# Exercise directions
Turn every item below into a JSON list of strings, one string per line, leaving out blank lines.

# Data rows
* * * * *
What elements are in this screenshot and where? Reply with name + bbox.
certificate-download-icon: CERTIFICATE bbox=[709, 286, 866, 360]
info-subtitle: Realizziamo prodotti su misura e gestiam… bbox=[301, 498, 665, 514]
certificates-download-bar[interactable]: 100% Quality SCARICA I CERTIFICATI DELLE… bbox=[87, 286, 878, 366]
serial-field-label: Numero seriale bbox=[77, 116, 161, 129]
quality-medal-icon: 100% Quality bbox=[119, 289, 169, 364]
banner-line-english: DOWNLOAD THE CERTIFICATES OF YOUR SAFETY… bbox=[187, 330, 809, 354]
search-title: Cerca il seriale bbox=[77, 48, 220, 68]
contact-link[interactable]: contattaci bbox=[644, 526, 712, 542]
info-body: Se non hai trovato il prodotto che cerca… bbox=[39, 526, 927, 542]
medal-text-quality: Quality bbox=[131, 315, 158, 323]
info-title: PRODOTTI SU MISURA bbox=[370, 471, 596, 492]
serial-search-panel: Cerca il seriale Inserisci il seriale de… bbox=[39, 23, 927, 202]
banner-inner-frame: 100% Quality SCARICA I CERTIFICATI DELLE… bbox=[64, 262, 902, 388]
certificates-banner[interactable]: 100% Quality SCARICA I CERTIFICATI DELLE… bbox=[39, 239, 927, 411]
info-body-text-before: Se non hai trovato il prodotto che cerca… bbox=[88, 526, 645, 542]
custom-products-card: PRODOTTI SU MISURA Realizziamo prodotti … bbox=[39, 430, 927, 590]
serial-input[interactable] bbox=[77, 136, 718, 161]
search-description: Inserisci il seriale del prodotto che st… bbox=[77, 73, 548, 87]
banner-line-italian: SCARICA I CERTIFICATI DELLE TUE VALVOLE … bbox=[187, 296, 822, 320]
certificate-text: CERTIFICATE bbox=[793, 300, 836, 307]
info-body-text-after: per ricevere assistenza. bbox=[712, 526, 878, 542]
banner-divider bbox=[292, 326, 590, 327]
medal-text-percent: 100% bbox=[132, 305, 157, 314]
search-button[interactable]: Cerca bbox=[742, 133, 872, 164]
* * * * *
# Reply
[
  "What elements are in this screenshot and where? Reply with name + bbox.",
  "certificate-download-icon: CERTIFICATE bbox=[709, 286, 866, 360]",
  "info-subtitle: Realizziamo prodotti su misura e gestiam… bbox=[301, 498, 665, 514]",
  "certificates-download-bar[interactable]: 100% Quality SCARICA I CERTIFICATI DELLE… bbox=[87, 286, 878, 366]",
  "serial-field-label: Numero seriale bbox=[77, 116, 161, 129]",
  "quality-medal-icon: 100% Quality bbox=[119, 289, 169, 364]",
  "banner-line-english: DOWNLOAD THE CERTIFICATES OF YOUR SAFETY… bbox=[187, 330, 809, 354]",
  "search-title: Cerca il seriale bbox=[77, 48, 220, 68]",
  "contact-link[interactable]: contattaci bbox=[644, 526, 712, 542]",
  "info-body: Se non hai trovato il prodotto che cerca… bbox=[39, 526, 927, 542]",
  "medal-text-quality: Quality bbox=[131, 315, 158, 323]",
  "info-title: PRODOTTI SU MISURA bbox=[370, 471, 596, 492]",
  "serial-search-panel: Cerca il seriale Inserisci il seriale de… bbox=[39, 23, 927, 202]",
  "banner-inner-frame: 100% Quality SCARICA I CERTIFICATI DELLE… bbox=[64, 262, 902, 388]",
  "certificates-banner[interactable]: 100% Quality SCARICA I CERTIFICATI DELLE… bbox=[39, 239, 927, 411]",
  "info-body-text-before: Se non hai trovato il prodotto che cerca… bbox=[88, 526, 645, 542]",
  "custom-products-card: PRODOTTI SU MISURA Realizziamo prodotti … bbox=[39, 430, 927, 590]",
  "serial-input[interactable] bbox=[77, 136, 718, 161]",
  "search-description: Inserisci il seriale del prodotto che st… bbox=[77, 73, 548, 87]",
  "banner-line-italian: SCARICA I CERTIFICATI DELLE TUE VALVOLE … bbox=[187, 296, 822, 320]",
  "certificate-text: CERTIFICATE bbox=[793, 300, 836, 307]",
  "info-body-text-after: per ricevere assistenza. bbox=[712, 526, 878, 542]",
  "banner-divider bbox=[292, 326, 590, 327]",
  "medal-text-percent: 100% bbox=[132, 305, 157, 314]",
  "search-button[interactable]: Cerca bbox=[742, 133, 872, 164]"
]